- Dataset records -
□ □ □ □

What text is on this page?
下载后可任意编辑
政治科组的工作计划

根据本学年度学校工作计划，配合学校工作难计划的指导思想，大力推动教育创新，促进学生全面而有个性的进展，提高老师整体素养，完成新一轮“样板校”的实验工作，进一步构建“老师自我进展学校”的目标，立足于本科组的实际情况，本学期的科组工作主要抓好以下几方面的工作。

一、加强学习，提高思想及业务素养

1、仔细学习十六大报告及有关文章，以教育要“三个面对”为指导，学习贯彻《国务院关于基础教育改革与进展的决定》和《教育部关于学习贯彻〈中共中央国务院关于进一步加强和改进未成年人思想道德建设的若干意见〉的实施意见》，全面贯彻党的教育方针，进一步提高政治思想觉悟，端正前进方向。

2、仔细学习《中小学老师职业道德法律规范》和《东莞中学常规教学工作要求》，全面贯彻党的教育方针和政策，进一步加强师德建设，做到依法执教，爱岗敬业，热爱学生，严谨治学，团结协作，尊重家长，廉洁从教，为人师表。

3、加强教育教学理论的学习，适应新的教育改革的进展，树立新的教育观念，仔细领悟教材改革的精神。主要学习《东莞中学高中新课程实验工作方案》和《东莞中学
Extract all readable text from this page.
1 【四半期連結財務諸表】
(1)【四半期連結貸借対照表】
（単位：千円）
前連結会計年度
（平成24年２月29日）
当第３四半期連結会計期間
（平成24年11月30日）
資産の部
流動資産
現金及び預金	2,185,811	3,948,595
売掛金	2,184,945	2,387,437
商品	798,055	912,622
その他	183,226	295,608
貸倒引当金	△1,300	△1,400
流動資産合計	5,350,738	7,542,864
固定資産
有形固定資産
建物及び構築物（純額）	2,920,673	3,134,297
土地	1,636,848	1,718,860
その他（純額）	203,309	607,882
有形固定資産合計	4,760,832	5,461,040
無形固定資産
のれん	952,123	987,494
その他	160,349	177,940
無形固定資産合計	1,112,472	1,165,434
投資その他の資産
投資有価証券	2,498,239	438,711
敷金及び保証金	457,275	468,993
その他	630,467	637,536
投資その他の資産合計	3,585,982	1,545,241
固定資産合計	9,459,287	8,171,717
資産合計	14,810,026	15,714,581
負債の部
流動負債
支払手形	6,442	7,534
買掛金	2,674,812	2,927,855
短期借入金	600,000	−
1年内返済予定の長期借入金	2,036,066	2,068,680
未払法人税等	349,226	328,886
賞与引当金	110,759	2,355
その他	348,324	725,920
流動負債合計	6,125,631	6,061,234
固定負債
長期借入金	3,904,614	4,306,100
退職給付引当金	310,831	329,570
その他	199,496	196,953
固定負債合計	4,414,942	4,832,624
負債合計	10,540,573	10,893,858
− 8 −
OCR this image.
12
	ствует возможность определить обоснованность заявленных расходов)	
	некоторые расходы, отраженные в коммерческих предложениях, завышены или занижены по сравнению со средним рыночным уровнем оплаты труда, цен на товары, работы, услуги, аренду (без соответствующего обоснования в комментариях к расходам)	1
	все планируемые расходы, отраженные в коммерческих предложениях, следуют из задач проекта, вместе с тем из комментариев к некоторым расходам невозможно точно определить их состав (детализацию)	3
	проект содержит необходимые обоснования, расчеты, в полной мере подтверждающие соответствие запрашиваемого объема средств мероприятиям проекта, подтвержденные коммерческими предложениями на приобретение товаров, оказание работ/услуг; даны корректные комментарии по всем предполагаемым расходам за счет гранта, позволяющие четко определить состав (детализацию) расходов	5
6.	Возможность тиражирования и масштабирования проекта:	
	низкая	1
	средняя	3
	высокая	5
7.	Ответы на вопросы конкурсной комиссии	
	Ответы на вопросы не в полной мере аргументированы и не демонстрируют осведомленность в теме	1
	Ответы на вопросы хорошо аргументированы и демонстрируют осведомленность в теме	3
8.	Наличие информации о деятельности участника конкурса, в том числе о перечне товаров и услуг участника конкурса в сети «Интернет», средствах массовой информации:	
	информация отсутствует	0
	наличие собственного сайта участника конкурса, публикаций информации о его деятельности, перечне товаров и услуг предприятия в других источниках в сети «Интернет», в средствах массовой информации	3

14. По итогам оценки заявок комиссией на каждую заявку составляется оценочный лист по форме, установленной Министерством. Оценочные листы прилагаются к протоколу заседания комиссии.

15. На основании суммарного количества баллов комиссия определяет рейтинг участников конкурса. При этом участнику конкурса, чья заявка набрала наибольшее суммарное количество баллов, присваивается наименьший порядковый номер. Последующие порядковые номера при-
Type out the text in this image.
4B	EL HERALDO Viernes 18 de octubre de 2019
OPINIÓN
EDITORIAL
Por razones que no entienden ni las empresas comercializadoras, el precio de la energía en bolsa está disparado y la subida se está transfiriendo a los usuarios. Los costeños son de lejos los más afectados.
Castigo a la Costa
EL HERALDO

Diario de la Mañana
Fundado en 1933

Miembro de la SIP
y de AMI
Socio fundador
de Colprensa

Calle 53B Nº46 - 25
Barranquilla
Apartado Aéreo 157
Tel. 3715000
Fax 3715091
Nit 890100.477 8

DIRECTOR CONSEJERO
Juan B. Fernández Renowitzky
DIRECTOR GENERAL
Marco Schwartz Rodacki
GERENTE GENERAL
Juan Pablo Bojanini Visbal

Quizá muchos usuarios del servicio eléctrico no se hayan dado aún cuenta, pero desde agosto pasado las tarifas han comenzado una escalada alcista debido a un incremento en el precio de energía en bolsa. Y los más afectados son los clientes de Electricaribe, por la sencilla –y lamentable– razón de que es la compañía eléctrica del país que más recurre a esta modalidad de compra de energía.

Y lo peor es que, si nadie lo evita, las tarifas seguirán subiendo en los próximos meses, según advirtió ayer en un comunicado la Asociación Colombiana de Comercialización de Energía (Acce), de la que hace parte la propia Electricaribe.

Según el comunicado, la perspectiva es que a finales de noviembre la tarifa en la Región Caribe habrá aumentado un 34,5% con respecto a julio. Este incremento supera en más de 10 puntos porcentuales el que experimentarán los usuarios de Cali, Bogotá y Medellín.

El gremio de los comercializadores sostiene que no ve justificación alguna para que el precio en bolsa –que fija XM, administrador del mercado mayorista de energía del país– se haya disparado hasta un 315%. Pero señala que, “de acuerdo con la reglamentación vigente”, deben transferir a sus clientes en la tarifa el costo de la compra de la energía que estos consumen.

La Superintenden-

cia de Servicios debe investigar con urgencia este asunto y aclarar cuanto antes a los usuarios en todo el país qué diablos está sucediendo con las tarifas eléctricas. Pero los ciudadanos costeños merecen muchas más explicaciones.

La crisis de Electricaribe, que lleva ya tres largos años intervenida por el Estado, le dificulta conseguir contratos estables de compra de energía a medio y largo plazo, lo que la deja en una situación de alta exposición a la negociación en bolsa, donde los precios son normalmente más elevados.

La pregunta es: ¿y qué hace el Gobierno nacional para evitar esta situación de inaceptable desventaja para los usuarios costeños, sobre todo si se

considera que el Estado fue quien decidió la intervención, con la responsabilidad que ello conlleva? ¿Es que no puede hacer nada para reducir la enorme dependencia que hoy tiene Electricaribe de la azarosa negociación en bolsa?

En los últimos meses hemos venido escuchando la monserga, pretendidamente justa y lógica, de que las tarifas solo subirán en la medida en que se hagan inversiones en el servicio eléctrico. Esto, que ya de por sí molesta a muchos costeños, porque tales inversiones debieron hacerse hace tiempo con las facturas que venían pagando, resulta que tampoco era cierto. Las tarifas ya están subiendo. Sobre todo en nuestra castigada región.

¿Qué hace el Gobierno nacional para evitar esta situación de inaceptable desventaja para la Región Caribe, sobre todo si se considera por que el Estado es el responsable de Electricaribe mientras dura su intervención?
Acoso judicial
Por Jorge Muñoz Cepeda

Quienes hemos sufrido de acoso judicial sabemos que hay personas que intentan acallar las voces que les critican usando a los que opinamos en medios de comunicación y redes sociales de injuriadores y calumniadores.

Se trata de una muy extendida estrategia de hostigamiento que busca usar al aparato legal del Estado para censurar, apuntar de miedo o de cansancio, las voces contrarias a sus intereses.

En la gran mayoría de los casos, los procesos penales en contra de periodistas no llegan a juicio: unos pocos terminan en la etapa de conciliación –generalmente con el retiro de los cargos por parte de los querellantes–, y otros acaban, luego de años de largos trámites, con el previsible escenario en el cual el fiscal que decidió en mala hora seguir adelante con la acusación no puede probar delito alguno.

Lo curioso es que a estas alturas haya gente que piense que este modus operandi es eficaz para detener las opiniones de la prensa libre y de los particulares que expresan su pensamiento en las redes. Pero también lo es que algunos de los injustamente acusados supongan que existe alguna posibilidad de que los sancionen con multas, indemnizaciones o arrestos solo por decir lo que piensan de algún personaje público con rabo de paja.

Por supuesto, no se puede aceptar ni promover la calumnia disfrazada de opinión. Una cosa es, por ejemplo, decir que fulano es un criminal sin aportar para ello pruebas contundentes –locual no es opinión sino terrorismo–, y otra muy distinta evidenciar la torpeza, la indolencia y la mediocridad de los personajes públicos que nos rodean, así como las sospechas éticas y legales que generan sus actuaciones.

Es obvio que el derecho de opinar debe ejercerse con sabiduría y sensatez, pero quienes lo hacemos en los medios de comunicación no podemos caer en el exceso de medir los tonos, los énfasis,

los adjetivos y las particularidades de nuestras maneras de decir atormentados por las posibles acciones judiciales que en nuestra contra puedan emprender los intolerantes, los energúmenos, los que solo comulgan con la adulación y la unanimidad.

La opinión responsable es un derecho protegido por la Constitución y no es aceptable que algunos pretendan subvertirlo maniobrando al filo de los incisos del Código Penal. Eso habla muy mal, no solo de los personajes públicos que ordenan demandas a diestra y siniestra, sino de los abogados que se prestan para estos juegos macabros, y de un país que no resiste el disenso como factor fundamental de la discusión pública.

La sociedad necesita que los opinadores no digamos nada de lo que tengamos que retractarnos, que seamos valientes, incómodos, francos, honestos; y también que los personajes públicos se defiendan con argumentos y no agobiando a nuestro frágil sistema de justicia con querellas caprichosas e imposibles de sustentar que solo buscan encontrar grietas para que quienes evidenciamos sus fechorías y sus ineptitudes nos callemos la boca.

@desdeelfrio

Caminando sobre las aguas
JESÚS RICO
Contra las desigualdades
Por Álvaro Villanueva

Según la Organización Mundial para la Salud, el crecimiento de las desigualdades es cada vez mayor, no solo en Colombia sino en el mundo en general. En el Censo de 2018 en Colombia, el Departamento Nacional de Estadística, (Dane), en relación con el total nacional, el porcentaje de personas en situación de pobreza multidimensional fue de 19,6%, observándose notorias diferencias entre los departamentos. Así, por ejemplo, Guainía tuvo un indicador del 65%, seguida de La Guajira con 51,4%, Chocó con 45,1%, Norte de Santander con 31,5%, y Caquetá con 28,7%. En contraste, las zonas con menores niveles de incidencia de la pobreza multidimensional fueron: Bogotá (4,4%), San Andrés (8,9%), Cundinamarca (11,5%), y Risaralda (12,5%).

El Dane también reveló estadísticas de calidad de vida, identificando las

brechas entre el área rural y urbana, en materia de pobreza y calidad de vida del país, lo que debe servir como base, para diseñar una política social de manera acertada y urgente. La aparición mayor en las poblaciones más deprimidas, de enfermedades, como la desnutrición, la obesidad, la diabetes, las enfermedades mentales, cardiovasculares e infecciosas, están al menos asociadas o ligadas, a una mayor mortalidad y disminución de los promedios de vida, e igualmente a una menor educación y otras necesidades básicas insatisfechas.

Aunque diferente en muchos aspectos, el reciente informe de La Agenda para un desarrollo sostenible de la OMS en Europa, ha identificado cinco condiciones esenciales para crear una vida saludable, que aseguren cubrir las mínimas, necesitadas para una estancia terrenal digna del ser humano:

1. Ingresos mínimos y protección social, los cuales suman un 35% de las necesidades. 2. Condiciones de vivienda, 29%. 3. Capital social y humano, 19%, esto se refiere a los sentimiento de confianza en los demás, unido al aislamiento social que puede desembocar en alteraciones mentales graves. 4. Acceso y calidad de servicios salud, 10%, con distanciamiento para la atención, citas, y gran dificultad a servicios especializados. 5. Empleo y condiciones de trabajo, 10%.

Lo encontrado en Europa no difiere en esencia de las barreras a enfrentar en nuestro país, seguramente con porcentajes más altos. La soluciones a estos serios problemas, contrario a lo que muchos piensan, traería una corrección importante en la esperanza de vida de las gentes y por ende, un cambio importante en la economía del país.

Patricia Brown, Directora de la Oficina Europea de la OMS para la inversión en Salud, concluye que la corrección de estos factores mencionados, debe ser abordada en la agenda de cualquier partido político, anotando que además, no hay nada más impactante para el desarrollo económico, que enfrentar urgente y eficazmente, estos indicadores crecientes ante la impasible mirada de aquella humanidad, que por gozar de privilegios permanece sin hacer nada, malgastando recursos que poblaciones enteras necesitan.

□ □ □ □

- Task statement -
Look for the word "Gobierno" and return every line where it occurs.

- Full solution -
La pregunta es: ¿y qué hace el Gobierno nacional para evitar esta situación de inaceptable desventaja para los usuarios costeños, sobre todo si se
¿Qué hace el Gobierno nacional para evitar esta situación de inaceptable desventaja para la Región Caribe, sobre todo si se considera por que el Estado es el responsable de Electricaribe mientras dura su intervención?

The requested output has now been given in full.